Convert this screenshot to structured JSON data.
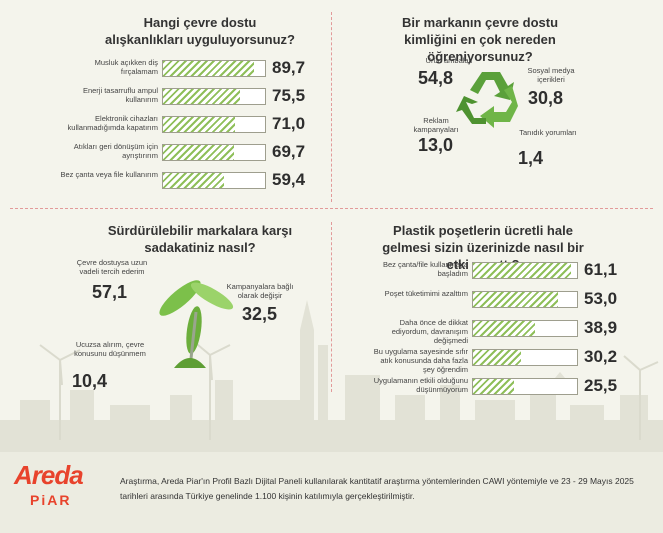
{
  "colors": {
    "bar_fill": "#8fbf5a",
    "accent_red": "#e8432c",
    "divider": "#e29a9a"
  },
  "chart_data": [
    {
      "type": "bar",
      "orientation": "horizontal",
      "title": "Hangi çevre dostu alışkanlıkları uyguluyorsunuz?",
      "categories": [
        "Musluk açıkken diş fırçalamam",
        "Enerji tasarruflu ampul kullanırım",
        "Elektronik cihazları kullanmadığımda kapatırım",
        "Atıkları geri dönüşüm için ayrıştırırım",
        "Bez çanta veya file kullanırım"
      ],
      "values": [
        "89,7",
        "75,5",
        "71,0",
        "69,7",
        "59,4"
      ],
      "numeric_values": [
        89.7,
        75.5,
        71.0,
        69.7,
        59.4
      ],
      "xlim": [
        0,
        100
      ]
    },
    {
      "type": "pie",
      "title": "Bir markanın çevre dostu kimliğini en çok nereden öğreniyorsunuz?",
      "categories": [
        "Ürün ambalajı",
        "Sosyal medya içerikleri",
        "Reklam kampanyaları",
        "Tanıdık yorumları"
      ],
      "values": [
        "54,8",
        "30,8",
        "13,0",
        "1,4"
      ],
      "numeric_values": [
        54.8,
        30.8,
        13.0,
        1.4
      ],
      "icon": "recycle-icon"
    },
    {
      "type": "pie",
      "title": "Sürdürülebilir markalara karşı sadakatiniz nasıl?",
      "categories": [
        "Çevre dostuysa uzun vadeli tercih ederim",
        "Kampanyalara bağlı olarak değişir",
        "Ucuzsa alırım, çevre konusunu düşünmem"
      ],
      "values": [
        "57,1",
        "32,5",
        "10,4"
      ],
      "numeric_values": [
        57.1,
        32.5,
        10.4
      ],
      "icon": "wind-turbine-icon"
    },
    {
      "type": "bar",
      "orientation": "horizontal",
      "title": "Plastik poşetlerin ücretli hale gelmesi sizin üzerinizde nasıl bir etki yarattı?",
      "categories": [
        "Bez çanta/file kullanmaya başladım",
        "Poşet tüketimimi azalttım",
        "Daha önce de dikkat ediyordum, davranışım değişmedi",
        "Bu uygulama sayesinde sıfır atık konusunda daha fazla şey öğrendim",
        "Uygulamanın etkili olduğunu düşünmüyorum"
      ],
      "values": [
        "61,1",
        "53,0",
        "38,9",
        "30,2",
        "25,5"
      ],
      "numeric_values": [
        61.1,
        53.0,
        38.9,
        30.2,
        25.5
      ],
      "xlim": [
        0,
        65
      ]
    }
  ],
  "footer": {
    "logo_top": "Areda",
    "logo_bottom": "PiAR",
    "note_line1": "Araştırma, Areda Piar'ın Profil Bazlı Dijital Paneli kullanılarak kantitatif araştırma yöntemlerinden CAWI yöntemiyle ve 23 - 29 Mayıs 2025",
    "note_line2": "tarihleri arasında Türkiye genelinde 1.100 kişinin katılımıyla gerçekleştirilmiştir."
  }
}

══════

Return only those lines of the records that contain the string "çanta".

        "Bez çanta veya file kullanırım"
        "Bez çanta/file kullanmaya başladım",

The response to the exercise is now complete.